Given problem:
Each entry should be quoted word for word, including every mark of punctuation.

== Records for the exercise

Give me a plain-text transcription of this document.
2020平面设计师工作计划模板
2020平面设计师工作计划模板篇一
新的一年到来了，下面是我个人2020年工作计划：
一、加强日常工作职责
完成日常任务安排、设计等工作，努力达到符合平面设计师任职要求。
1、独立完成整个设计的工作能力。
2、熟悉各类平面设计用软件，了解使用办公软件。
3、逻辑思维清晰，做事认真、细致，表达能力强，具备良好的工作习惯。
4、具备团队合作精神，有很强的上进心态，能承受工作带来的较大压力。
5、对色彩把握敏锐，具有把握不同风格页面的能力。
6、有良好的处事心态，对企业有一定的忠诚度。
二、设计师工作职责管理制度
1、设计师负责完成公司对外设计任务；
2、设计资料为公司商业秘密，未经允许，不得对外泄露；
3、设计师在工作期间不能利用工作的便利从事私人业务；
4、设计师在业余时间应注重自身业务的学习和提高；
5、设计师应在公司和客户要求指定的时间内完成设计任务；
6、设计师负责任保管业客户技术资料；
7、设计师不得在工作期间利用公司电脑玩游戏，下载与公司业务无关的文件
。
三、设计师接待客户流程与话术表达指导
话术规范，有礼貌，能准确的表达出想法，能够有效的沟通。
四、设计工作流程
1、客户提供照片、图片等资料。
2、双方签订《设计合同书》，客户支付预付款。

====

Expected output:
Give me a plain-text transcription of this document.
2020平面设计师工作计划模板
2020平面设计师工作计划模板篇一
新的一年到来了，下面是我个人2020年工作计划：
一、加强日常工作职责
完成日常任务安排、设计等工作，努力达到符合平面设计师任职要求。
1、独立完成整个设计的工作能力。
2、熟悉各类平面设计用软件，了解使用办公软件。
3、逻辑思维清晰，做事认真、细致，表达能力强，具备良好的工作习惯。
4、具备团队合作精神，有很强的上进心态，能承受工作带来的较大压力。
5、对色彩把握敏锐，具有把握不同风格页面的能力。
6、有良好的处事心态，对企业有一定的忠诚度。
二、设计师工作职责管理制度
1、设计师负责完成公司对外设计任务；
2、设计资料为公司商业秘密，未经允许，不得对外泄露；
3、设计师在工作期间不能利用工作的便利从事私人业务；
4、设计师在业余时间应注重自身业务的学习和提高；
5、设计师应在公司和客户要求指定的时间内完成设计任务；
6、设计师负责任保管业客户技术资料；
7、设计师不得在工作期间利用公司电脑玩游戏，下载与公司业务无关的文件
。
三、设计师接待客户流程与话术表达指导
话术规范，有礼貌，能准确的表达出想法，能够有效的沟通。
四、设计工作流程
1、客户提供照片、图片等资料。
2、双方签订《设计合同书》，客户支付预付款。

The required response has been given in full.